* BEGIN *

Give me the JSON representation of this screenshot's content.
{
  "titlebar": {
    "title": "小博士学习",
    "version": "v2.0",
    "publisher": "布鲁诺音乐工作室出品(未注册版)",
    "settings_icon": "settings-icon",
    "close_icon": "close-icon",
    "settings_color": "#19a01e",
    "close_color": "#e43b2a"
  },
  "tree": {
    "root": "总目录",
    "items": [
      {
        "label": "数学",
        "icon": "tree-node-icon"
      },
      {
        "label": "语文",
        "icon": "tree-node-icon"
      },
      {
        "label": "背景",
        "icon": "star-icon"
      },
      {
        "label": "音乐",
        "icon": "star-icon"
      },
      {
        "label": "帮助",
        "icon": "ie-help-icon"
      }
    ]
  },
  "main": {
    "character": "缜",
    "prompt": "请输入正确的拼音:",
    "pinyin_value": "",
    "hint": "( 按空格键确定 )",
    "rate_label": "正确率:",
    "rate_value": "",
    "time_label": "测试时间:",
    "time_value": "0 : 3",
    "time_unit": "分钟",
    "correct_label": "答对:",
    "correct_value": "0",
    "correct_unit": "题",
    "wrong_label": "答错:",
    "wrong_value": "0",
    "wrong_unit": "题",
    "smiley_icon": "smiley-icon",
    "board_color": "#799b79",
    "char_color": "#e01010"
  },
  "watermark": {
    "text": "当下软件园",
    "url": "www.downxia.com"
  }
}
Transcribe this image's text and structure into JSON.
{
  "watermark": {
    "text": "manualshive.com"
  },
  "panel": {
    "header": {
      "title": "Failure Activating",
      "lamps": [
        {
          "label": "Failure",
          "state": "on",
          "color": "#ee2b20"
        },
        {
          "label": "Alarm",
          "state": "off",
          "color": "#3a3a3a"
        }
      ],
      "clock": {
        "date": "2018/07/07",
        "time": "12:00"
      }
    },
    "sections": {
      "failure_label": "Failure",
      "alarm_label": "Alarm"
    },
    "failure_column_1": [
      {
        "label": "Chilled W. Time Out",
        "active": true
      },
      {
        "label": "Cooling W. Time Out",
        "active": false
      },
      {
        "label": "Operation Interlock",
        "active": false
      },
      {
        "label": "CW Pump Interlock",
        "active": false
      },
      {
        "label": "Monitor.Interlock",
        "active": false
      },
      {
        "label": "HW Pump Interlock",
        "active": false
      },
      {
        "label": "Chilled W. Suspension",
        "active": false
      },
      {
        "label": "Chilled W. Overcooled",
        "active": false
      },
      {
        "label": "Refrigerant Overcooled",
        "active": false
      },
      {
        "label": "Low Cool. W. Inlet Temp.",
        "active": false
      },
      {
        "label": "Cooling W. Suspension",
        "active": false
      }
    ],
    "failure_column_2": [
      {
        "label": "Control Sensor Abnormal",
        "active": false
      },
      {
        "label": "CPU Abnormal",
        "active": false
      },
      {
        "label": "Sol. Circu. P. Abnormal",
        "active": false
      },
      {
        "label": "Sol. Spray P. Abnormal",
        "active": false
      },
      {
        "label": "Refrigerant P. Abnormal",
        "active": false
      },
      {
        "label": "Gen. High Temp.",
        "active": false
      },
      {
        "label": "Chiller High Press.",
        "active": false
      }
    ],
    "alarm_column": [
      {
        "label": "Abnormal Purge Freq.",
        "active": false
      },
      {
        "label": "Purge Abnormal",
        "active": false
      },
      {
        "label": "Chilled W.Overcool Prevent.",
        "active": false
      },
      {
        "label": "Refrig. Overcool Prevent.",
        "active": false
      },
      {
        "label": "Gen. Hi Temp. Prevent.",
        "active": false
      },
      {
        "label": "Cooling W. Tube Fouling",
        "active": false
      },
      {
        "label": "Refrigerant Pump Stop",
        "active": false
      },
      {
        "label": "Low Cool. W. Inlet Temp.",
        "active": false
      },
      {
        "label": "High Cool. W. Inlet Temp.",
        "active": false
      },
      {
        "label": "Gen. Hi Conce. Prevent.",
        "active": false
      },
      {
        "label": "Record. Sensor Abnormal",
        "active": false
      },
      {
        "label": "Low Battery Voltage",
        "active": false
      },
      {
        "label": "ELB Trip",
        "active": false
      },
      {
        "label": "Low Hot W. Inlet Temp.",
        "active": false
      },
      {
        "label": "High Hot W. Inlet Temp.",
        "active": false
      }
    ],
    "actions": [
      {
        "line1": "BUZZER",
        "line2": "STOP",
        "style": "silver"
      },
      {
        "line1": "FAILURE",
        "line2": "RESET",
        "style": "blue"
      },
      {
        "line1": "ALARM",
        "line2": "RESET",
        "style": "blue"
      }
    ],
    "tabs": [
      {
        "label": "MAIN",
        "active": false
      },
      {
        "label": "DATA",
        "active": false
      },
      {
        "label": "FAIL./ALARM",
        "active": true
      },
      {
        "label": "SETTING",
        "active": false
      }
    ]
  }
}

* END *

> _WRITTEN REQUEST_: Take the lines above and retype all of them exactly.

> _ANSWER IN FULL_:
Give me the JSON representation of this screenshot's content.
{
  "titlebar": {
    "title": "小博士学习",
    "version": "v2.0",
    "publisher": "布鲁诺音乐工作室出品(未注册版)",
    "settings_icon": "settings-icon",
    "close_icon": "close-icon",
    "settings_color": "#19a01e",
    "close_color": "#e43b2a"
  },
  "tree": {
    "root": "总目录",
    "items": [
      {
        "label": "数学",
        "icon": "tree-node-icon"
      },
      {
        "label": "语文",
        "icon": "tree-node-icon"
      },
      {
        "label": "背景",
        "icon": "star-icon"
      },
      {
        "label": "音乐",
        "icon": "star-icon"
      },
      {
        "label": "帮助",
        "icon": "ie-help-icon"
      }
    ]
  },
  "main": {
    "character": "缜",
    "prompt": "请输入正确的拼音:",
    "pinyin_value": "",
    "hint": "( 按空格键确定 )",
    "rate_label": "正确率:",
    "rate_value": "",
    "time_label": "测试时间:",
    "time_value": "0 : 3",
    "time_unit": "分钟",
    "correct_label": "答对:",
    "correct_value": "0",
    "correct_unit": "题",
    "wrong_label": "答错:",
    "wrong_value": "0",
    "wrong_unit": "题",
    "smiley_icon": "smiley-icon",
    "board_color": "#799b79",
    "char_color": "#e01010"
  },
  "watermark": {
    "text": "当下软件园",
    "url": "www.downxia.com"
  }
}
Transcribe this image's text and structure into JSON.
{
  "watermark": {
    "text": "manualshive.com"
  },
  "panel": {
    "header": {
      "title": "Failure Activating",
      "lamps": [
        {
          "label": "Failure",
          "state": "on",
          "color": "#ee2b20"
        },
        {
          "label": "Alarm",
          "state": "off",
          "color": "#3a3a3a"
        }
      ],
      "clock": {
        "date": "2018/07/07",
        "time": "12:00"
      }
    },
    "sections": {
      "failure_label": "Failure",
      "alarm_label": "Alarm"
    },
    "failure_column_1": [
      {
        "label": "Chilled W. Time Out",
        "active": true
      },
      {
        "label": "Cooling W. Time Out",
        "active": false
      },
      {
        "label": "Operation Interlock",
        "active": false
      },
      {
        "label": "CW Pump Interlock",
        "active": false
      },
      {
        "label": "Monitor.Interlock",
        "active": false
      },
      {
        "label": "HW Pump Interlock",
        "active": false
      },
      {
        "label": "Chilled W. Suspension",
        "active": false
      },
      {
        "label": "Chilled W. Overcooled",
        "active": false
      },
      {
        "label": "Refrigerant Overcooled",
        "active": false
      },
      {
        "label": "Low Cool. W. Inlet Temp.",
        "active": false
      },
      {
        "label": "Cooling W. Suspension",
        "active": false
      }
    ],
    "failure_column_2": [
      {
        "label": "Control Sensor Abnormal",
        "active": false
      },
      {
        "label": "CPU Abnormal",
        "active": false
      },
      {
        "label": "Sol. Circu. P. Abnormal",
        "active": false
      },
      {
        "label": "Sol. Spray P. Abnormal",
        "active": false
      },
      {
        "label": "Refrigerant P. Abnormal",
        "active": false
      },
      {
        "label": "Gen. High Temp.",
        "active": false
      },
      {
        "label": "Chiller High Press.",
        "active": false
      }
    ],
    "alarm_column": [
      {
        "label": "Abnormal Purge Freq.",
        "active": false
      },
      {
        "label": "Purge Abnormal",
        "active": false
      },
      {
        "label": "Chilled W.Overcool Prevent.",
        "active": false
      },
      {
        "label": "Refrig. Overcool Prevent.",
        "active": false
      },
      {
        "label": "Gen. Hi Temp. Prevent.",
        "active": false
      },
      {
        "label": "Cooling W. Tube Fouling",
        "active": false
      },
      {
        "label": "Refrigerant Pump Stop",
        "active": false
      },
      {
        "label": "Low Cool. W. Inlet Temp.",
        "active": false
      },
      {
        "label": "High Cool. W. Inlet Temp.",
        "active": false
      },
      {
        "label": "Gen. Hi Conce. Prevent.",
        "active": false
      },
      {
        "label": "Record. Sensor Abnormal",
        "active": false
      },
      {
        "label": "Low Battery Voltage",
        "active": false
      },
      {
        "label": "ELB Trip",
        "active": false
      },
      {
        "label": "Low Hot W. Inlet Temp.",
        "active": false
      },
      {
        "label": "High Hot W. Inlet Temp.",
        "active": false
      }
    ],
    "actions": [
      {
        "line1": "BUZZER",
        "line2": "STOP",
        "style": "silver"
      },
      {
        "line1": "FAILURE",
        "line2": "RESET",
        "style": "blue"
      },
      {
        "line1": "ALARM",
        "line2": "RESET",
        "style": "blue"
      }
    ],
    "tabs": [
      {
        "label": "MAIN",
        "active": false
      },
      {
        "label": "DATA",
        "active": false
      },
      {
        "label": "FAIL./ALARM",
        "active": true
      },
      {
        "label": "SETTING",
        "active": false
      }
    ]
  }
}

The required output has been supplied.